Dataset records

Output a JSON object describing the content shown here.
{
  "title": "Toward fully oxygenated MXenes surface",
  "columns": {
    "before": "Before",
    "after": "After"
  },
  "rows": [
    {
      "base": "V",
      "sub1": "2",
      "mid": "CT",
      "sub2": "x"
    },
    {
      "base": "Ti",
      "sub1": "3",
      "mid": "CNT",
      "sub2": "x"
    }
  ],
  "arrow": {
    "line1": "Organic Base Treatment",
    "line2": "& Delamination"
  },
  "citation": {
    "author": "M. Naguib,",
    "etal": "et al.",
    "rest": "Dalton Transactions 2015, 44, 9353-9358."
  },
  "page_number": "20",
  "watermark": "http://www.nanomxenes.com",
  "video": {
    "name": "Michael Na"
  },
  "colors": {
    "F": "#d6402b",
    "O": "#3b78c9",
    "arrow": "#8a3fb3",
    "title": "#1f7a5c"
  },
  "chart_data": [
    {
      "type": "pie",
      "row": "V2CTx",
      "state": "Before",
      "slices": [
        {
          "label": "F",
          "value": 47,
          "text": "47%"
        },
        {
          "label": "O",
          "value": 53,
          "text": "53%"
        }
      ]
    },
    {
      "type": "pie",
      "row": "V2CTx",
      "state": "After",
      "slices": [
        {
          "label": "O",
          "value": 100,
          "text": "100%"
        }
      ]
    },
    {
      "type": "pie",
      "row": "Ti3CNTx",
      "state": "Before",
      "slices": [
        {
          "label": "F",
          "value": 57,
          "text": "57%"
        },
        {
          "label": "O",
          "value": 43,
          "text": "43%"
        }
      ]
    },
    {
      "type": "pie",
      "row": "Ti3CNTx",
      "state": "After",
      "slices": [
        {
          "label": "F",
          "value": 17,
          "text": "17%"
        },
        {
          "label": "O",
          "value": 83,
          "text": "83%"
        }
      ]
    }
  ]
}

● Work to be completed
Check each line above for the word "value" and copy the ones that have it.

● Response for this exercise
          "value": 47,
          "value": 53,
          "value": 100,
          "value": 57,
          "value": 43,
          "value": 17,
          "value": 83,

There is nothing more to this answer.